Problem to solve
Lines containing the word "font" should be extracted in full.

*** Given entries

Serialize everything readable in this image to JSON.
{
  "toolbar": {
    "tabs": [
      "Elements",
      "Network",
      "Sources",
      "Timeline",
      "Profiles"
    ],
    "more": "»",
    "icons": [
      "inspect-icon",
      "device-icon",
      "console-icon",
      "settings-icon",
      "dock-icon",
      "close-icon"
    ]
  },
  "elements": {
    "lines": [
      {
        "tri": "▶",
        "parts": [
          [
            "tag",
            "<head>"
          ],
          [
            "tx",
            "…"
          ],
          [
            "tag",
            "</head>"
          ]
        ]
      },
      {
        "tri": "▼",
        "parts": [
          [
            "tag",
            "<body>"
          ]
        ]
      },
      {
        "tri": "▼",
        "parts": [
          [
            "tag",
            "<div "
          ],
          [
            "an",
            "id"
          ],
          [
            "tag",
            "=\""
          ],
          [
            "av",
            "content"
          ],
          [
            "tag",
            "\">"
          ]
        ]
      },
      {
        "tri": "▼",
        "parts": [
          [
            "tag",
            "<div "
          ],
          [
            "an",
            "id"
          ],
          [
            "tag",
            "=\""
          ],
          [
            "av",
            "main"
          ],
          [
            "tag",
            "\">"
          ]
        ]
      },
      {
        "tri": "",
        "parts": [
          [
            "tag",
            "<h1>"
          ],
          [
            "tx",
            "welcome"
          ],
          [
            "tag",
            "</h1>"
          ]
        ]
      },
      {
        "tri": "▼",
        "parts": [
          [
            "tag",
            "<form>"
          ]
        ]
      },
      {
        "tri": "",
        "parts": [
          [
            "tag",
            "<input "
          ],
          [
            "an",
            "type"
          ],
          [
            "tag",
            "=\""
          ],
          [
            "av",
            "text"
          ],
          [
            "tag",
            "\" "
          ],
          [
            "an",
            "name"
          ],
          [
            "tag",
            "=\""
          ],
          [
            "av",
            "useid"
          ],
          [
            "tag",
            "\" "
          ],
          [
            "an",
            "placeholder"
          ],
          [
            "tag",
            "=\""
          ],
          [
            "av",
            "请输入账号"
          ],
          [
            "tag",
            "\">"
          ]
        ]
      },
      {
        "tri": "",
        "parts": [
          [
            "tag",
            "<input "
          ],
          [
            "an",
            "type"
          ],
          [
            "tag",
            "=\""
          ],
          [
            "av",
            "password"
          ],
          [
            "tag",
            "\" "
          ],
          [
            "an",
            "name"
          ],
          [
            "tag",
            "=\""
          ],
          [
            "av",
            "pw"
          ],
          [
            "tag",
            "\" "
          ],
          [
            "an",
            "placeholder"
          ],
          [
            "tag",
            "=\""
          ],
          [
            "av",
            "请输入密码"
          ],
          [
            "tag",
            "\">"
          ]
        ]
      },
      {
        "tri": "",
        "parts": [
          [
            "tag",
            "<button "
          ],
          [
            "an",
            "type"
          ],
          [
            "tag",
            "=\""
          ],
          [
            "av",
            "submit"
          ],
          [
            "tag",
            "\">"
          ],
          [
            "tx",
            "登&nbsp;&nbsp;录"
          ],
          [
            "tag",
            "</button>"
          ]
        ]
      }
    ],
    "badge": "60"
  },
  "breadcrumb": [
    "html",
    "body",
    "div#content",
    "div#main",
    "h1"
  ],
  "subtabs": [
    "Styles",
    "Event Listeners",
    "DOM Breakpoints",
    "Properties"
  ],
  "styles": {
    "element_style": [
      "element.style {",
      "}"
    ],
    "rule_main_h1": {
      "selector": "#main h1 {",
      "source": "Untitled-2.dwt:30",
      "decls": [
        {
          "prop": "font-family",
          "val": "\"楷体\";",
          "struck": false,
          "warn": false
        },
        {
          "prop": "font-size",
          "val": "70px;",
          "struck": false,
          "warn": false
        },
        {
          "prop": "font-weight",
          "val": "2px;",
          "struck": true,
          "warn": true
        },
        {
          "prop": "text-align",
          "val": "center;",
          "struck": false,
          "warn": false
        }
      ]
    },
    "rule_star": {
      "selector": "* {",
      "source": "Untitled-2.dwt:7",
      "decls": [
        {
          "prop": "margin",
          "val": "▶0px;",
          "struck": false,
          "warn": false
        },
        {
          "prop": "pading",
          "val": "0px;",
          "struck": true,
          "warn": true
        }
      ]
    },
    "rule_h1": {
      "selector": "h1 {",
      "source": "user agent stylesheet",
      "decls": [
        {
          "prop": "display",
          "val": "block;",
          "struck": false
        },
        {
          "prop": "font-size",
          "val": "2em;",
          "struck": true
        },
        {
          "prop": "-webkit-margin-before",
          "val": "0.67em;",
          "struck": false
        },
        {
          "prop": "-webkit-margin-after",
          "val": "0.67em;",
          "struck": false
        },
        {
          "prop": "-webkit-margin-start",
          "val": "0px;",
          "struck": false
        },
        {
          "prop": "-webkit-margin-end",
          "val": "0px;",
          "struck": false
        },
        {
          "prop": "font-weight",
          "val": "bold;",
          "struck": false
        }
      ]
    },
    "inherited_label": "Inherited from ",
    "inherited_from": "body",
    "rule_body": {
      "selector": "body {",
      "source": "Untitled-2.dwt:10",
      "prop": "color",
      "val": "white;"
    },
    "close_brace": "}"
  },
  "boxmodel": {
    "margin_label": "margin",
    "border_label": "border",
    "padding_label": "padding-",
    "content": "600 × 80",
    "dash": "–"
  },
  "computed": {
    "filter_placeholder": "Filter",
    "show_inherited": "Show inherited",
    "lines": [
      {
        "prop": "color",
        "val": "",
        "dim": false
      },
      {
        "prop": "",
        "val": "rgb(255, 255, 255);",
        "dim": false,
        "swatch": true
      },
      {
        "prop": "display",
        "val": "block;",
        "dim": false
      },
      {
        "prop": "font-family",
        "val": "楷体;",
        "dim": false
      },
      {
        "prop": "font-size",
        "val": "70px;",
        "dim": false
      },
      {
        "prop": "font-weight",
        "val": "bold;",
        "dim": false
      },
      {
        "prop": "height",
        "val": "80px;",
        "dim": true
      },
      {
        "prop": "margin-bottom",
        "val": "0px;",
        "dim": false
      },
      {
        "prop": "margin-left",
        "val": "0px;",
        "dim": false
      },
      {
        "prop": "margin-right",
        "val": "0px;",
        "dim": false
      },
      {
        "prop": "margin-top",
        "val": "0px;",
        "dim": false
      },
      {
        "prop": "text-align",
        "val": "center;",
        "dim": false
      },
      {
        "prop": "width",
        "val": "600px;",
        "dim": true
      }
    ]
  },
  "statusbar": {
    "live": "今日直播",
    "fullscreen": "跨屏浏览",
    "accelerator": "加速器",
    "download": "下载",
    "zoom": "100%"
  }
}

******

Solution to the exercise
          "prop": "font-family",
          "prop": "font-size",
          "prop": "font-weight",
          "prop": "font-size",
          "prop": "font-weight",
        "prop": "font-family",
        "prop": "font-size",
        "prop": "font-weight",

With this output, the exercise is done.